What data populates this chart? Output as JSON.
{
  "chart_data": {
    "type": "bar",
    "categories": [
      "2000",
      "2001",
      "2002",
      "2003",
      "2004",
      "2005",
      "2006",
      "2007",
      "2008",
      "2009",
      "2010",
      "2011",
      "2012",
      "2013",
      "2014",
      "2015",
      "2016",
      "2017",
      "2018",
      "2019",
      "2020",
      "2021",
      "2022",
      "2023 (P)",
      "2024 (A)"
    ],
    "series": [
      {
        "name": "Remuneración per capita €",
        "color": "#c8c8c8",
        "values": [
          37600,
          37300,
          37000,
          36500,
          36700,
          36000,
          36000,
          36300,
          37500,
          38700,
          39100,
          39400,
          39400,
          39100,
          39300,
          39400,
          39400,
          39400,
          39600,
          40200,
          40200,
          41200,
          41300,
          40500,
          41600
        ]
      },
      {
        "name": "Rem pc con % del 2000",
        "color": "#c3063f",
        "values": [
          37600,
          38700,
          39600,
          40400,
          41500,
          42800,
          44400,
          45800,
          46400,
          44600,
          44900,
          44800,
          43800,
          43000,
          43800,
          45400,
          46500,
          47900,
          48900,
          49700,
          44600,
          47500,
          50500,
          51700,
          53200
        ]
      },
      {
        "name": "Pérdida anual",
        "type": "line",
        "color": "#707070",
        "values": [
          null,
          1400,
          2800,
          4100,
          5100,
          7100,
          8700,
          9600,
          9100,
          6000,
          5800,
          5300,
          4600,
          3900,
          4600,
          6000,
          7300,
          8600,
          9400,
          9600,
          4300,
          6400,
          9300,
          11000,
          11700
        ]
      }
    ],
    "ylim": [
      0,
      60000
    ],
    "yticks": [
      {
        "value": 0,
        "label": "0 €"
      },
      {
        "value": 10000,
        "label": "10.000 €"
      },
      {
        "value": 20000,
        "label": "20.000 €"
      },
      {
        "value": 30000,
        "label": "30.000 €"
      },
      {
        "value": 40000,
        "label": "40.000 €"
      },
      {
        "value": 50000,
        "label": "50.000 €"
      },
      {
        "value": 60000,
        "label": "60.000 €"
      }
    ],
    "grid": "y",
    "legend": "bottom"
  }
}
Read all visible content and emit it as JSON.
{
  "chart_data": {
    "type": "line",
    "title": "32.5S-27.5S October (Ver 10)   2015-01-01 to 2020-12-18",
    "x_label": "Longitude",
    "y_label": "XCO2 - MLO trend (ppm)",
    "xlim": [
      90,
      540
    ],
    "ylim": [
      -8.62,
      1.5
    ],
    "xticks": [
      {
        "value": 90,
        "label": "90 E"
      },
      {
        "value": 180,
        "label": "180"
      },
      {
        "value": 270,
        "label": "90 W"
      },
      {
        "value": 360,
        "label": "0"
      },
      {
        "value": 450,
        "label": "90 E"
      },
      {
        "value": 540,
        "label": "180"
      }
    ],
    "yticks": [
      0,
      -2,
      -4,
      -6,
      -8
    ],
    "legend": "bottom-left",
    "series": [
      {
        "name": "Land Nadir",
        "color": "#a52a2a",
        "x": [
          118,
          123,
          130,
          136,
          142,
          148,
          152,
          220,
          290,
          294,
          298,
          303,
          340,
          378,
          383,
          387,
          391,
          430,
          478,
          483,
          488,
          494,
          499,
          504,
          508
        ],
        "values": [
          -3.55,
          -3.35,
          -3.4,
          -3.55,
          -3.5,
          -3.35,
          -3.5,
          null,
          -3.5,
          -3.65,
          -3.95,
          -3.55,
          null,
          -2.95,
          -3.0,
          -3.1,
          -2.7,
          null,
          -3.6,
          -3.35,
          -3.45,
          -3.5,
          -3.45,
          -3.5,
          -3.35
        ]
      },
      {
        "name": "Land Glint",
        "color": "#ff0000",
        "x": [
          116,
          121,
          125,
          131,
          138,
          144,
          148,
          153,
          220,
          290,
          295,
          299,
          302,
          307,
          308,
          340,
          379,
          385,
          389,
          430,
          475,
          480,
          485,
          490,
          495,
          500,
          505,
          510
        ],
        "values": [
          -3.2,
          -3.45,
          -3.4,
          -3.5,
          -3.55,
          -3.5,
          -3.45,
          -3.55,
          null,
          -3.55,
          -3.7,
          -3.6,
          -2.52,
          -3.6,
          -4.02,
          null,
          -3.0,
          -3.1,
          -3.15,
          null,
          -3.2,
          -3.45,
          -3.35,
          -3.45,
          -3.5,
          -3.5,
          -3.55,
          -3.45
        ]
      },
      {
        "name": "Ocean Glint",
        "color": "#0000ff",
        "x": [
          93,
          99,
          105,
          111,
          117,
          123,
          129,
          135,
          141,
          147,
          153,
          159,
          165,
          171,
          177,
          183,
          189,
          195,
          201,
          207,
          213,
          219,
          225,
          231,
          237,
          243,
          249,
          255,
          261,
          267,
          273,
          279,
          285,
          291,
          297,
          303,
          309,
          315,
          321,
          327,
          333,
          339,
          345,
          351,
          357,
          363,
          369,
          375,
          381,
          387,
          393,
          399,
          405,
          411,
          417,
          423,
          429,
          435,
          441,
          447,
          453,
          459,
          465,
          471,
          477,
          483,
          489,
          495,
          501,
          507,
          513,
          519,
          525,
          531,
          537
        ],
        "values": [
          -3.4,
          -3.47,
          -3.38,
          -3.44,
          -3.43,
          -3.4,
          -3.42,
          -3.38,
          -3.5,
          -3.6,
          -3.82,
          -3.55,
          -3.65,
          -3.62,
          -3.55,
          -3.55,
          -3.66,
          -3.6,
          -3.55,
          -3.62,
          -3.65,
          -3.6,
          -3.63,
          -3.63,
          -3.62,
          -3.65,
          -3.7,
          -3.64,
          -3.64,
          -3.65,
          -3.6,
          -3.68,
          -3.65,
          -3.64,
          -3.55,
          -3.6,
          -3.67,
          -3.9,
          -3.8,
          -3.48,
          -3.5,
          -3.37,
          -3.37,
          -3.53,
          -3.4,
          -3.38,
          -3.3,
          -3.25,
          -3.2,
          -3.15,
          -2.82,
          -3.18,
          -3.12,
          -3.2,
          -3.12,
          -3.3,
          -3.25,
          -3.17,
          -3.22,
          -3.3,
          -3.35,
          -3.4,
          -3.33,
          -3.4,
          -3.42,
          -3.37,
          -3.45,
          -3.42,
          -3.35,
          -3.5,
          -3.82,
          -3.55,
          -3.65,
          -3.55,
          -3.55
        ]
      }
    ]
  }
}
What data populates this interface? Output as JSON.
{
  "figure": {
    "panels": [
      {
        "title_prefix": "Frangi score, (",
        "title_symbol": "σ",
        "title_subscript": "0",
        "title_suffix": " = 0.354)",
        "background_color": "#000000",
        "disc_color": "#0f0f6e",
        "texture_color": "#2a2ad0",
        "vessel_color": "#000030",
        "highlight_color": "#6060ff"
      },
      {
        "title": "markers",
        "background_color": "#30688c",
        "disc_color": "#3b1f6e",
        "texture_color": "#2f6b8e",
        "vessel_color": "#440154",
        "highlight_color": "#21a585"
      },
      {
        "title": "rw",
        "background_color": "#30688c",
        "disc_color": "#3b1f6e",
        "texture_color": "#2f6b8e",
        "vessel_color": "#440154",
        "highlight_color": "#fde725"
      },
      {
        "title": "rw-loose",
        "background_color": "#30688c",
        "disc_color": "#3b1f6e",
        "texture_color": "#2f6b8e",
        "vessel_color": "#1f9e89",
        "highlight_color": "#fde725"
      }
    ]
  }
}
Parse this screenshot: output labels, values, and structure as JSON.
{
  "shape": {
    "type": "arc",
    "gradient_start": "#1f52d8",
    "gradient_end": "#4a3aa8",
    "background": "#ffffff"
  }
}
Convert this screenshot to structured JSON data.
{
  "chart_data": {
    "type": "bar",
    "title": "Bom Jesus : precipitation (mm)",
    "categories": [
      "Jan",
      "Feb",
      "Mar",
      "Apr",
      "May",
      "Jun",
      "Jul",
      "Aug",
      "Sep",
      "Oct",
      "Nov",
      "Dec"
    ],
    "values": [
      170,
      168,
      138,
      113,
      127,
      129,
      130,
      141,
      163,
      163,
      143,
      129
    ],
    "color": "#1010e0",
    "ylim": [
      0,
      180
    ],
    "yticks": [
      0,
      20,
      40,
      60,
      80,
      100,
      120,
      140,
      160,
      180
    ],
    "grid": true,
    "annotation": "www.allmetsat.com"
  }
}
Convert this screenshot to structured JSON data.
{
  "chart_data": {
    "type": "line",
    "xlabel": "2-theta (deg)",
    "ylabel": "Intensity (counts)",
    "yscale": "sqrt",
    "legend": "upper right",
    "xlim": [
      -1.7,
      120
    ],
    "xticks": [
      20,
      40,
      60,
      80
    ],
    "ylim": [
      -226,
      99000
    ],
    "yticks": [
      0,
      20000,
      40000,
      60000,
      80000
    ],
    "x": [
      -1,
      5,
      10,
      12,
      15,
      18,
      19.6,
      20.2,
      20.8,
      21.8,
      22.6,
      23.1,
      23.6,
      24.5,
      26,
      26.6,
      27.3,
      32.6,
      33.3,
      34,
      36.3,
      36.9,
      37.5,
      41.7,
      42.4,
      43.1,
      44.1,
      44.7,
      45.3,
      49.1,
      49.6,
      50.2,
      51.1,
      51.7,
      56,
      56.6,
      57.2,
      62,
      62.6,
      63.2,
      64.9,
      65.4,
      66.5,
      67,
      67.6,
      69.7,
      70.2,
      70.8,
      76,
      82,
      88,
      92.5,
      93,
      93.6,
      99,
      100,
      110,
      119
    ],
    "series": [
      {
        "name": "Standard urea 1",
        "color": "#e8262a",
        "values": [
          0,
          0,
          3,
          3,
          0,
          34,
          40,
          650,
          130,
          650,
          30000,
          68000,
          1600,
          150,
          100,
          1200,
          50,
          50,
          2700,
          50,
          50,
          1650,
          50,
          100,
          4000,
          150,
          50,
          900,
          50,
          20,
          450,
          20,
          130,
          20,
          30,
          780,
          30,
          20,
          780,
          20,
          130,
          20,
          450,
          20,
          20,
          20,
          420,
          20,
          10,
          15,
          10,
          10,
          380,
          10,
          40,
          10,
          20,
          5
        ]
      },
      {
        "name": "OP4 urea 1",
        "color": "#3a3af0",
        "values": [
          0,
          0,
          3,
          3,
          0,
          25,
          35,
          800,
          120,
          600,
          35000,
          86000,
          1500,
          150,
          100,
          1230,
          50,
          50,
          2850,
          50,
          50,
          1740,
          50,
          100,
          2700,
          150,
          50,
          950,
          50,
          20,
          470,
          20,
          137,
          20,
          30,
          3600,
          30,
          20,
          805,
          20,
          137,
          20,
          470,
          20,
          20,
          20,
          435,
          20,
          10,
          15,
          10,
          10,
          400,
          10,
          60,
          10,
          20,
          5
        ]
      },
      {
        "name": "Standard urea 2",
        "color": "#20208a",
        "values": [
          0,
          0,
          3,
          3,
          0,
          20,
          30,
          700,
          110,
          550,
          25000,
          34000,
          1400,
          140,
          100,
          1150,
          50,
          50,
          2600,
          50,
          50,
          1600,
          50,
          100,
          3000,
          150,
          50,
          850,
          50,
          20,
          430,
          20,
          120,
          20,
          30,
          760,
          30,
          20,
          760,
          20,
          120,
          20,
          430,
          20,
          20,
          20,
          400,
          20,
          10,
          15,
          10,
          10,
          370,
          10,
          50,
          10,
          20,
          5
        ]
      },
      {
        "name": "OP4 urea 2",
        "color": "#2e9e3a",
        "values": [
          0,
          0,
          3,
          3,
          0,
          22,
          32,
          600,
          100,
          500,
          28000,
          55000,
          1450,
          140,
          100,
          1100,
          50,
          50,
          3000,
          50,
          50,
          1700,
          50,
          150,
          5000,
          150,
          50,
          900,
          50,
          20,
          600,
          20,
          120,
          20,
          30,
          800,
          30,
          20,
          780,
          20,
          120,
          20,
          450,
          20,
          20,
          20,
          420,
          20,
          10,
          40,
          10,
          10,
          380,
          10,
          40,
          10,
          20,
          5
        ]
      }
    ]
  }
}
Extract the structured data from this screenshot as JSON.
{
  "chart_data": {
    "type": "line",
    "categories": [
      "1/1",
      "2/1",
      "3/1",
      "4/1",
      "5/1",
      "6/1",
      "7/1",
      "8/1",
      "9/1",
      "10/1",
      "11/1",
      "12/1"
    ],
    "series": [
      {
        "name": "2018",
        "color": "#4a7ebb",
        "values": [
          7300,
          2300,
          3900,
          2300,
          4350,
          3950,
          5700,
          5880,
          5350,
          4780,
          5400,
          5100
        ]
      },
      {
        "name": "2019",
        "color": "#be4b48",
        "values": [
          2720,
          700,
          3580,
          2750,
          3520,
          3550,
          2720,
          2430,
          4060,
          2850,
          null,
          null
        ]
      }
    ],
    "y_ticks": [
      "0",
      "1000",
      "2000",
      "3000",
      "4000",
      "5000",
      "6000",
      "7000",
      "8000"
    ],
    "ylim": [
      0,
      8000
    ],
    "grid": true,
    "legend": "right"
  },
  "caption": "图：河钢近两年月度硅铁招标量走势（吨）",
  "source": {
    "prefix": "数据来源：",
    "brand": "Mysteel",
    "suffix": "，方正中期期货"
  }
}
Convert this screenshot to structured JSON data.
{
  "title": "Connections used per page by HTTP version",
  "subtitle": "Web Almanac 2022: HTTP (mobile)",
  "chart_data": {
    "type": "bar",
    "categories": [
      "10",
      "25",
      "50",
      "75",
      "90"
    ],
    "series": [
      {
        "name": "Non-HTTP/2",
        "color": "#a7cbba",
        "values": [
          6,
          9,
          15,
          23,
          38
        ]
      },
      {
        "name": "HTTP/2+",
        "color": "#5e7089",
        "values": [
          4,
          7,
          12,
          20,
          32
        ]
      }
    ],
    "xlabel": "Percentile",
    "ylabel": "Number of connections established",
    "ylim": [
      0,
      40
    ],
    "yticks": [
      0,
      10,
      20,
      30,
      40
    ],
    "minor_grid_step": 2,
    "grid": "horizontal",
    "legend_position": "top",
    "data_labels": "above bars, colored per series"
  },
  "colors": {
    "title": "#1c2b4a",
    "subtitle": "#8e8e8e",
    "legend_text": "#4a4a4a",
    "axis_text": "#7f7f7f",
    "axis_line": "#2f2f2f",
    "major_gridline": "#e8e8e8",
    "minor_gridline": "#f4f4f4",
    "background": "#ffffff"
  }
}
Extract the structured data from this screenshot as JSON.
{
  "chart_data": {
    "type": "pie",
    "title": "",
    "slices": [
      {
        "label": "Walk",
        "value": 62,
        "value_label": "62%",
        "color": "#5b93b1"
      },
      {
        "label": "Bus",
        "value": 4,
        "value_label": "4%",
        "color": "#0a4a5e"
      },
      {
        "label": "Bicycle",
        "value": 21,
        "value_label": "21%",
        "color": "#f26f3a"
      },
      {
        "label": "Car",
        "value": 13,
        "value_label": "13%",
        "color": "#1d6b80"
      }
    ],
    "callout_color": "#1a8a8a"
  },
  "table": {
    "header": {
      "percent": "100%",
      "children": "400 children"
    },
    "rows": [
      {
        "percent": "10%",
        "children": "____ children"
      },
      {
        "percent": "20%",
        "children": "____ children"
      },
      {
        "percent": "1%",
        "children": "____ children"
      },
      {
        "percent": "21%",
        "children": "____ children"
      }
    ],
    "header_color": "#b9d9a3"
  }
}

════════════════

◆ Work to complete:
Return each line that includes "populates".

◆ Answer:
What data populates this chart? Output as JSON.
What data populates this interface? Output as JSON.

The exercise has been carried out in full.